— Supplied passage —
::::::::

You might extinguish the star.

https://www.astronomy.ohio-state.edu/ryden.1/ast162_4/notes14.html

How does a star's natural thermostat work? Consider what would happen if you increased the fusion rate in a star's core:

-(1) Core temperature increases

-(2) Core pressure increase

-(3) Core expands

-(4) Core density & temperature decrease

-(5) Fusion rate decreases

In the OP scenario, the star is heated by the sphere. The star will expand and become less dense. Less density means decreased fusion. At a low enough density fusion cannot be sustained. The gas cloud will remain hot and the sphere could keep it hot for a long time.

Answer 6

The star will burn hotter, faster until the Dyson sphere essentially IS a star.

For this I will assume the Dyson sphere is sufficiently advanced magic so it can reflect all or most the stars light and particles back and not explode in the a cloud of gas. All or most has essentially the same effect it just changes the degree.

So here is how a star works, in the core the heat and pressure is high enough to sustain a fusion reaction but only in the core. that is what is supplying the heat so a stars temperature is controlled by its size, it is a balance between the light pushing out and gravity pushing in.

::::::::

— Given request 1 —
List the steps the Dyson sphere discussion gives for what happens when a star's core fusion rate is increased.
— Given request 2 —
Translate this sentence from the Dyson sphere discussion into French: "The star will expand and become less dense."
— Given request 3 —
Carry on the Dyson sphere discussion from its final sentence.
The entries have no connection to the Dyson sphere discussion.

[Dataset items]
::::::::

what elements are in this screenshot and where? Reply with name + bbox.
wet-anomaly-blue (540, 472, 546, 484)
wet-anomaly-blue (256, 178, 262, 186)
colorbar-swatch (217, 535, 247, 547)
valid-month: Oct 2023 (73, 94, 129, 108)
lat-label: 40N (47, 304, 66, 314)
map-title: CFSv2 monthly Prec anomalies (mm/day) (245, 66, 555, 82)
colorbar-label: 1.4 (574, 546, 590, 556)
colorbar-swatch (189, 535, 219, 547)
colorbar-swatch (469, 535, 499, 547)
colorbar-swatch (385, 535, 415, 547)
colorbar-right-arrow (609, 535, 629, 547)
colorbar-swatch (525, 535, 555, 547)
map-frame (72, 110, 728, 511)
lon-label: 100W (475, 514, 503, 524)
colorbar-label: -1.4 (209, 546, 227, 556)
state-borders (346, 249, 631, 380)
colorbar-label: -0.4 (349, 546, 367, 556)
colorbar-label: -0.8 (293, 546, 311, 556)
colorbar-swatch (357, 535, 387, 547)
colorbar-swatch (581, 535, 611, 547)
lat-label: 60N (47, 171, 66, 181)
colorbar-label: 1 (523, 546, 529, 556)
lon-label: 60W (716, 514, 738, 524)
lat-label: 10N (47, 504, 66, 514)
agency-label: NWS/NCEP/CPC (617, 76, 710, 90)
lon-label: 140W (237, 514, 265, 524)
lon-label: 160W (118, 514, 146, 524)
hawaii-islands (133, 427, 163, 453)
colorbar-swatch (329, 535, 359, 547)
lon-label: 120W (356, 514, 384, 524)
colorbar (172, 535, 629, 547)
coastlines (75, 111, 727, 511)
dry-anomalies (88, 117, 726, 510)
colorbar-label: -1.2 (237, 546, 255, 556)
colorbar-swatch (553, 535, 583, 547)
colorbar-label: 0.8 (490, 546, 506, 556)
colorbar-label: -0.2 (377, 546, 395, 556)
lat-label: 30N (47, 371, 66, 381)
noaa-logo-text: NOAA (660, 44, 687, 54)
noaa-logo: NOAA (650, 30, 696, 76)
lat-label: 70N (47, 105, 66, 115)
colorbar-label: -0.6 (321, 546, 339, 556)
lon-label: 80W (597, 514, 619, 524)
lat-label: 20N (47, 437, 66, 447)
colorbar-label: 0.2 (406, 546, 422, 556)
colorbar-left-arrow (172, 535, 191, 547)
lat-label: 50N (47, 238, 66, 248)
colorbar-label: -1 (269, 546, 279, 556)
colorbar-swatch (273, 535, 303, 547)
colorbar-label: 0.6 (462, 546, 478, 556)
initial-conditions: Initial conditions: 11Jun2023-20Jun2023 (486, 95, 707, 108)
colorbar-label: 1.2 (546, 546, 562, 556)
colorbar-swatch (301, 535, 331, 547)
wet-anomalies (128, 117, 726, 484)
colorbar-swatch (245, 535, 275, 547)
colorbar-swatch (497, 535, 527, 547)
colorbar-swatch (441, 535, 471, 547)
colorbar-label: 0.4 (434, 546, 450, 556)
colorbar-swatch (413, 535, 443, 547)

::::::::

— Final result 1 —
- Core temperature increases
- Core pressure increase
- Core expands
- Core density & temperature decrease
- Fusion rate decreases

— Final result 2 —
L'étoile va se dilater et devenir moins dense.

— Final result 3 —
But in your star the star is the same size but way hotter, the interior temperature quickly (millions of years, which is quickly for a star) rises until far more of the stars mass can undergo fusion. this is because there is nowhere else for energy to go, photons just bounce back at the star until all their energy is absorbed. So your star is essentially ALL core, this will burn through its fuel astoundingly fast, your star may only last a few million years before it burns out. but all this heat means photon pressure also makes your star expand, the math is tricky but likely until the Dyson sphere essentially IS the outer surface of the star.

Normally something like this only happens to a lesser degree in a supernova, when a star runs out of fuel in its core and collapses, this drastic rise in pressure causes much of the rest of the stars mass (which is mostly stull fusible material) to suddenly undergoes fusion, which produces so much heat and light it blows the star apart, but your star can't explode, the outward pressure is not just countered by gravity but also the reflected light and even reflected particles. This photon pressure will be less than the pressure pushing out but not that much less when you add gravity. You have created a stellar pressure cooker.

This is where the amount of reflectivity matters, at a 100% physics breaks down, it is a closed system and sooner or latter all the mass inside gets converted into energy. If it is anything less than 100% the Dyson sphere temperatures rises until it reaches equilibrium. Until it is emitting as much heat as it is absorbing, which means it ranges from hotter than the hottest star to merely as hot as the surface of a blue star depending on reflectivity.

Eventually your star runs out of fuel, collapsing, but unlike a normal star it may not have enough fuel left to go supernova, so it may just quietly burndown into a a white dwarf or neutron star* quietly emitting low energy light for the rest of the lifetime of the universe.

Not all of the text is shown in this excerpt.